◆ **OBJECTIVE A**
In the text remembering Melody, what was the section of the place in Devon called?

─── SOURCE DOCUMENT

Category Archives: I AM

Melody – Remembering Our Daughter.

I love taking photographs; even more so since Melody died. We have few photos of her, but we do have them, but in her albums there are days missing. Days which I can’t piece together what she did, moments of her life missing, memories which have faded for me.

Photographs now are of great importance to me. I try to take them of my growing children as often as I can, but I always try to capture a moment in every day, albeit small or something huge.

I don’t want to miss a thing.

In the weeks which followed the death of our daughter, we began to find comfort in seeing her name. I have always struggled with signs from her, struggled with the thought that “she is all around us”. I have worked on this over the five years, it isn’t something that has really changed, and I don’t think it will.

So, I love seeing her name, it kind of began with our memory box which my online birth group friends brought for us; her name as clear as day on the front of the box, inside the box is a tiny cushion with her name on too, it gave her presence.

Various social media pages began offering personalised graphic pictures, where they put your baby’s name on a picture, so I began “collecting” these, different designs – some were themed like for Christmas or Easter, some just had a nice or meaningful background; each included Melody.  

I can’t quite remember which picture started it off, but I remember we visited a place in Devon the first summer we were without her, there’s a section named “Melody Close”, seeing her name felt like she had been included in our day out. 

From then we began writing her name in the sand. Every beach we visited we wrote her name, close friends began to follow suit, places we had never heard of or would dream of visiting. Having the imagination I have, it is almost like she is having her own adventures, traveling the world, going to places we’d never dream or afford of going.

By our first October, Melody was soon included in the Pregnancy and Infant Loss Awareness Wave of Light, her name placed by candles alongside many, many other babies’ names. I was a beautiful thing to know she was remembered in this event. The following summer I placed a status on my Facebook, asking if people would write her name in the sand at the beaches they visited, it was a way of giving her a footprint to walk in the sand; she never had the chance to feel sand between her toes, this would have been the only way.

Many pictures came through; it was touching to see the many places she was being remembered, for the moments her name was being written, she was being thought of. Sad as it is as time as moved forward, the moments of thought can lessen. As her second birthday approached, we didn’t know how we would ‘celebrate’, we found the second birthday harder than the first; from a friend’s idea from her daughter’s birthday the year before, we asked people to write her name, not just in the sand, but in any kind of way they could think of. There would be no cards, no party or her choosing a birthday cake. Our friends and family came up with the most wonderful designs and ideas – there were so many and no two were the same. It meant so much to see people had taken a moment out of their day to do a little something for her.

──────

◆ **OBJECTIVE B**
In the records below, duplicate the part that opens with the line containing "heatmap-cell <box>114 401 131 469</box>" and closes with the line containing "heatmap-cell <box>952 200 969 268</box>", including both of those lines.

─── INFORMATION SHOWN

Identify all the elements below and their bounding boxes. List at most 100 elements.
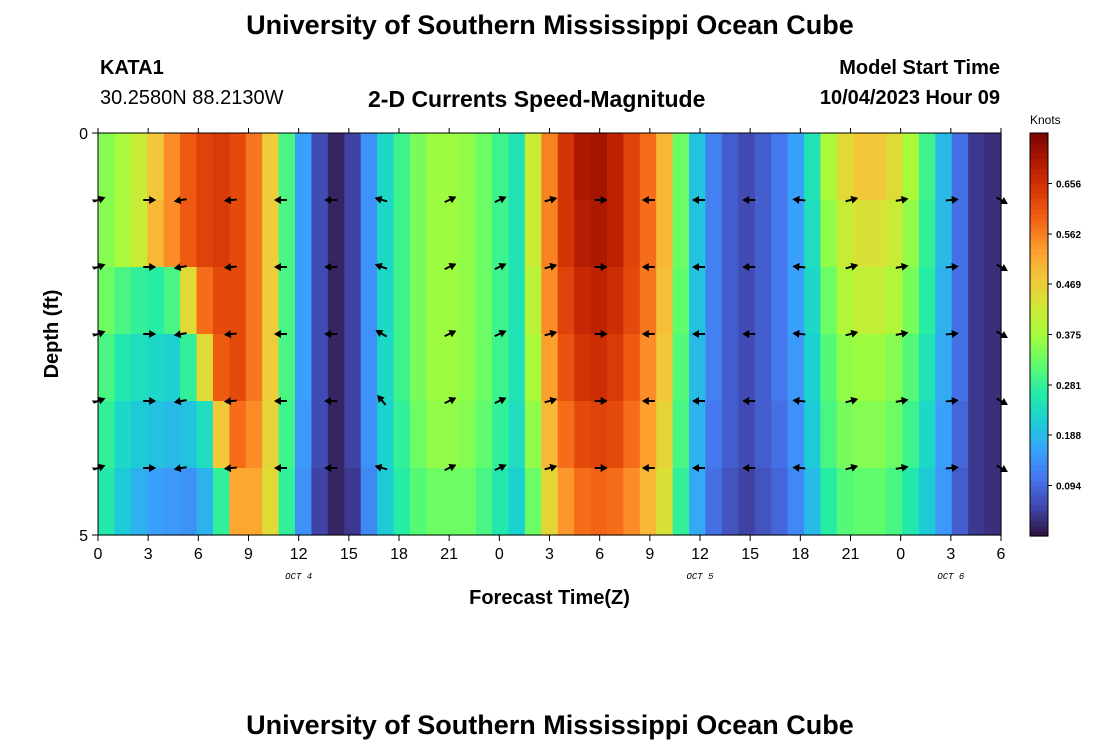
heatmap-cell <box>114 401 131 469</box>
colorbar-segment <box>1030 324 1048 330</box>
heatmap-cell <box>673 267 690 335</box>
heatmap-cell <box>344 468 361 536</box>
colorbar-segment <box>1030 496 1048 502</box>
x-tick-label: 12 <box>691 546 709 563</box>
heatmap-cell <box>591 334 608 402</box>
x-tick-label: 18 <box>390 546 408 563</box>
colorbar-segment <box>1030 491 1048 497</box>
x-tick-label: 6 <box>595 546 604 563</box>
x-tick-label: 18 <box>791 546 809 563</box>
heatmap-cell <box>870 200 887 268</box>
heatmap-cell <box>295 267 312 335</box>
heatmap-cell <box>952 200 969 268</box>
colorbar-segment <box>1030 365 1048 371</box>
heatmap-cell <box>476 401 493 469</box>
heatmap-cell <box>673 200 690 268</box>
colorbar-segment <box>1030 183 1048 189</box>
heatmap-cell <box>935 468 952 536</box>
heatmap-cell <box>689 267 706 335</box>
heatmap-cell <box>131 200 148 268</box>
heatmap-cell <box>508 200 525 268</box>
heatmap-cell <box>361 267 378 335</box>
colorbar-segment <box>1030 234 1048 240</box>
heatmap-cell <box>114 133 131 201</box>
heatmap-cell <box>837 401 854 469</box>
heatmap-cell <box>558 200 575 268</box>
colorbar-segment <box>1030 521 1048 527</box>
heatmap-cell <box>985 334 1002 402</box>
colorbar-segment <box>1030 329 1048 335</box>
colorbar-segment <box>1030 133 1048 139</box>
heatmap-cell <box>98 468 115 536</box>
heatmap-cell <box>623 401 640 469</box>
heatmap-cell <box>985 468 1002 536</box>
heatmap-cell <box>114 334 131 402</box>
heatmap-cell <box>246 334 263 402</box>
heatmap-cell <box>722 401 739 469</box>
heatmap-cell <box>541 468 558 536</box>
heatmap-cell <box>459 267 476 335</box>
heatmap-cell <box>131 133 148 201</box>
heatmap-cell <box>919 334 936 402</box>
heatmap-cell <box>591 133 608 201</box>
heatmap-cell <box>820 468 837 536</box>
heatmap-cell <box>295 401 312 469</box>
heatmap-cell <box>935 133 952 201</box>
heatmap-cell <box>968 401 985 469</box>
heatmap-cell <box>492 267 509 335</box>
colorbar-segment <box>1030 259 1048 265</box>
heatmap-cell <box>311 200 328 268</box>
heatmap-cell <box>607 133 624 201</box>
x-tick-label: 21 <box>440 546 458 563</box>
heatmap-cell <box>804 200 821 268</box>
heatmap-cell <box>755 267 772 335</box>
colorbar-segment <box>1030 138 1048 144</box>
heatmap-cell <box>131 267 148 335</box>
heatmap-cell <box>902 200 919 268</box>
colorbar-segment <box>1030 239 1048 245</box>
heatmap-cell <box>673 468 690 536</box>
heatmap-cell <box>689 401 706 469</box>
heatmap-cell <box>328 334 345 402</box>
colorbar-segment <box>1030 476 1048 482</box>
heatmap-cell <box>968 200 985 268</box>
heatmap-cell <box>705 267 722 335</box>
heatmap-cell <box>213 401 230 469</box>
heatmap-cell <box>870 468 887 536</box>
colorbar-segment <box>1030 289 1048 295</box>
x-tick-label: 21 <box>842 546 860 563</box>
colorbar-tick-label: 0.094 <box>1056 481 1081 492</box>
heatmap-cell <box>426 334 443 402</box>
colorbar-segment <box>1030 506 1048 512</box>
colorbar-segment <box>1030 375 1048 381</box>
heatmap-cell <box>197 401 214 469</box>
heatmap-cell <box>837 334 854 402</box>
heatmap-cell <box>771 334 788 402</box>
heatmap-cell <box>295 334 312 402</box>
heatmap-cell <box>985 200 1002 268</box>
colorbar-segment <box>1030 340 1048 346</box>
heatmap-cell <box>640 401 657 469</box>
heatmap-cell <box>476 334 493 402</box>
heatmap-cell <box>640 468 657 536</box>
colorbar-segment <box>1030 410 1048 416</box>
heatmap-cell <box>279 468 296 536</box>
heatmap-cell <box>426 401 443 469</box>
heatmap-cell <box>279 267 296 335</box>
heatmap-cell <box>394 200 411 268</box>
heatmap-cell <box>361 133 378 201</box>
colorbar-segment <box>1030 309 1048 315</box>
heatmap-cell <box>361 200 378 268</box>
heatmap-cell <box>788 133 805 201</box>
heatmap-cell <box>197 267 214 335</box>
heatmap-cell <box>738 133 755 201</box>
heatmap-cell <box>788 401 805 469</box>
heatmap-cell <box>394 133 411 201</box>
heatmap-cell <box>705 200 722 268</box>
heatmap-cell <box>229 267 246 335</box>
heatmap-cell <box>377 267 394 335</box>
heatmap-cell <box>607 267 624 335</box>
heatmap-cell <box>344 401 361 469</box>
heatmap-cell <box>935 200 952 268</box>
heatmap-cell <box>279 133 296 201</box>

──────

◆ **RIGHT ANSWER A**
Melody Close

◆ **RIGHT ANSWER B**
heatmap-cell <box>114 401 131 469</box>
colorbar-segment <box>1030 324 1048 330</box>
heatmap-cell <box>673 267 690 335</box>
heatmap-cell <box>344 468 361 536</box>
colorbar-segment <box>1030 496 1048 502</box>
x-tick-label: 12 <box>691 546 709 563</box>
heatmap-cell <box>591 334 608 402</box>
x-tick-label: 18 <box>390 546 408 563</box>
colorbar-segment <box>1030 491 1048 497</box>
x-tick-label: 6 <box>595 546 604 563</box>
x-tick-label: 18 <box>791 546 809 563</box>
heatmap-cell <box>870 200 887 268</box>
heatmap-cell <box>295 267 312 335</box>
heatmap-cell <box>952 200 969 268</box>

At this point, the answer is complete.